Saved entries
>>>
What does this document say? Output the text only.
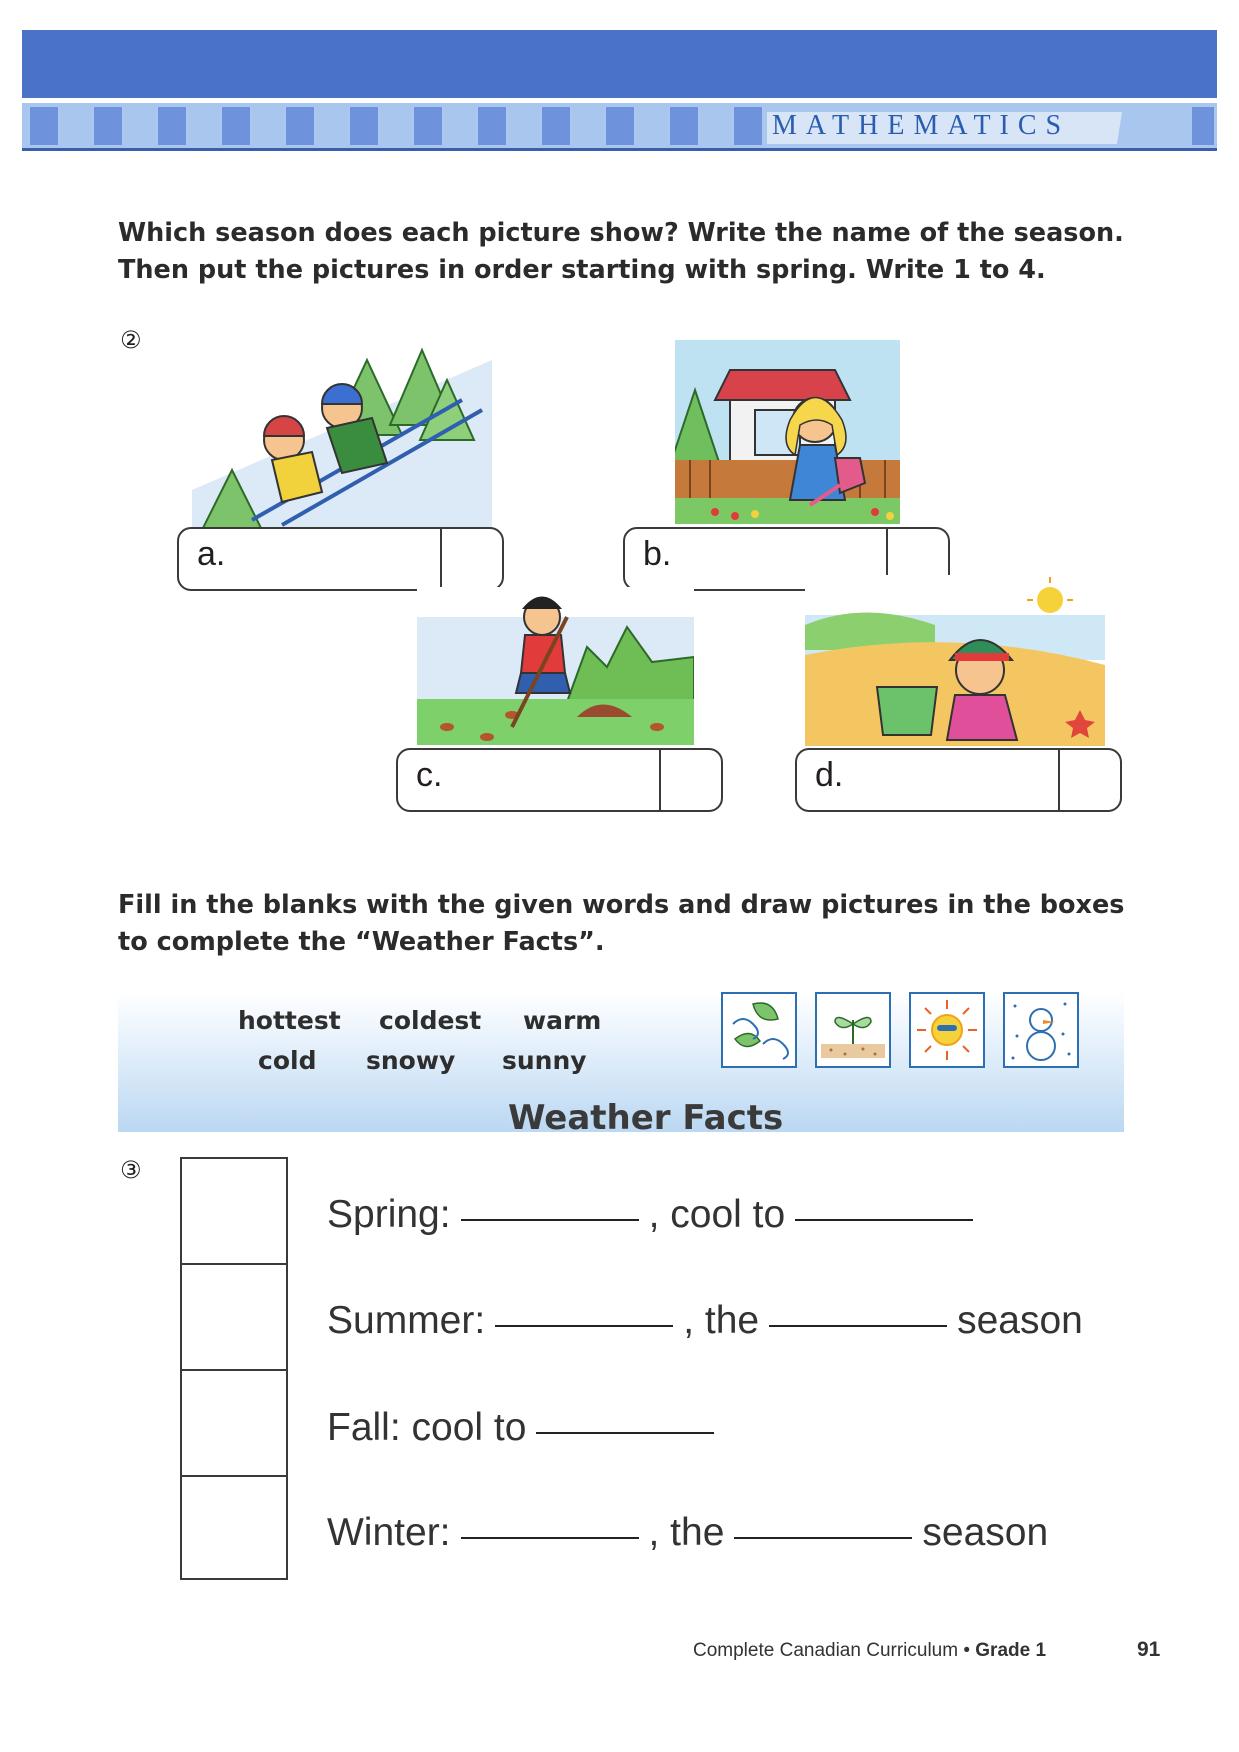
MATHEMATICS
Which season does each picture show? Write the name of the season.
Then put the pictures in order starting with spring. Write 1 to 4.
②
a.	b.
c.	d.
Fill in the blanks with the given words and draw pictures in the boxes
to complete the “Weather Facts”.
hottest coldest warm
cold snowy sunny
Weather Facts
③
Spring:	, cool to
Summer:	, the	season
Fall: cool to
Winter:	, the	season
Complete Canadian Curriculum • Grade 1	91
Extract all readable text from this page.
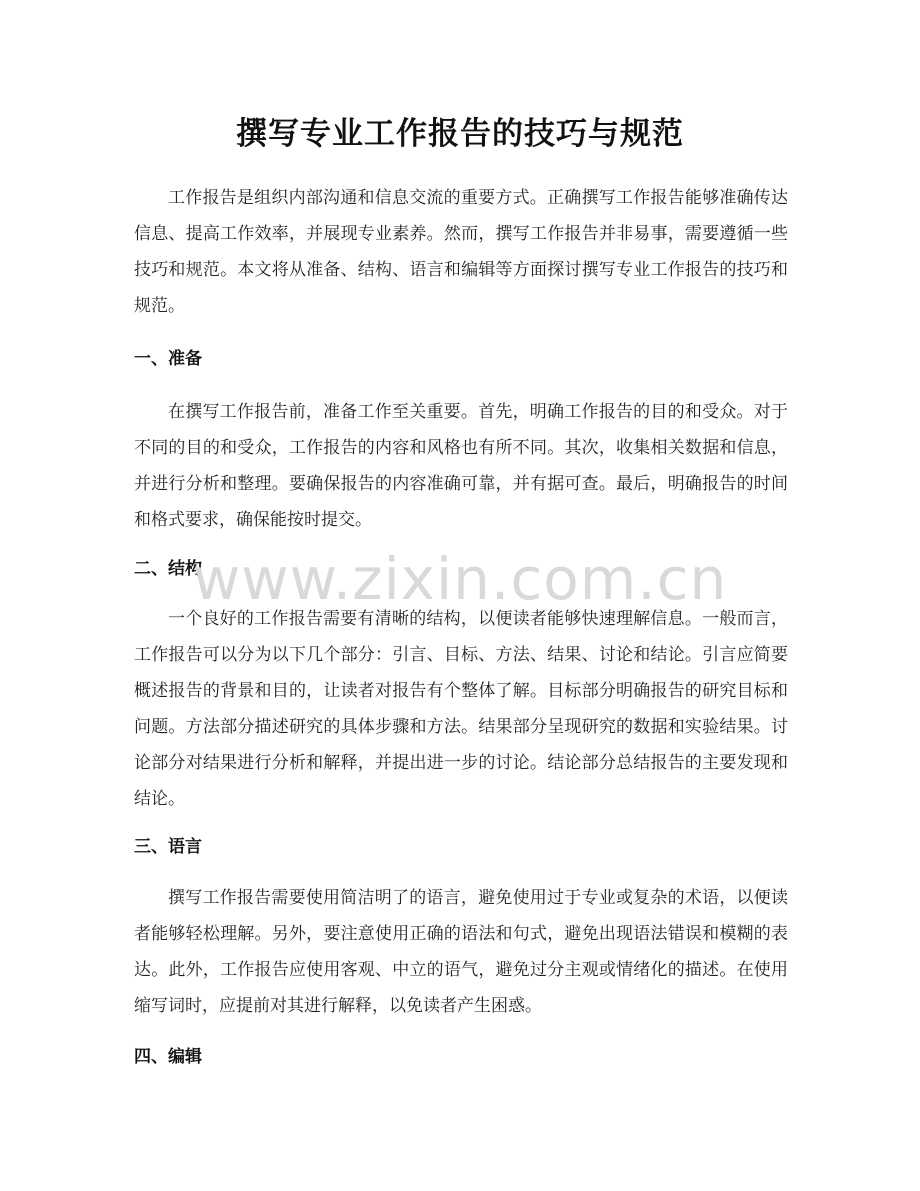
撰写专业工作报告的技巧与规范

工作报告是组织内部沟通和信息交流的重要方式。正确撰写工作报告能够准确传达信息、提高工作效率，并展现专业素养。然而，撰写工作报告并非易事，需要遵循一些技巧和规范。本文将从准备、结构、语言和编辑等方面探讨撰写专业工作报告的技巧和规范。

一、准备

在撰写工作报告前，准备工作至关重要。首先，明确工作报告的目的和受众。对于不同的目的和受众，工作报告的内容和风格也有所不同。其次，收集相关数据和信息，并进行分析和整理。要确保报告的内容准确可靠，并有据可查。最后，明确报告的时间和格式要求，确保能按时提交。

二、结构

一个良好的工作报告需要有清晰的结构，以便读者能够快速理解信息。一般而言，工作报告可以分为以下几个部分：引言、目标、方法、结果、讨论和结论。引言应简要概述报告的背景和目的，让读者对报告有个整体了解。目标部分明确报告的研究目标和问题。方法部分描述研究的具体步骤和方法。结果部分呈现研究的数据和实验结果。讨论部分对结果进行分析和解释，并提出进一步的讨论。结论部分总结报告的主要发现和结论。

三、语言

撰写工作报告需要使用简洁明了的语言，避免使用过于专业或复杂的术语，以便读者能够轻松理解。另外，要注意使用正确的语法和句式，避免出现语法错误和模糊的表达。此外，工作报告应使用客观、中立的语气，避免过分主观或情绪化的描述。在使用缩写词时，应提前对其进行解释，以免读者产生困惑。

四、编辑
www.zixin.com.cn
<<<
Search the records for the word "Facts" and copy every line where it occurs.

▶ Result for this exercise
to complete the “Weather Facts”.
Weather Facts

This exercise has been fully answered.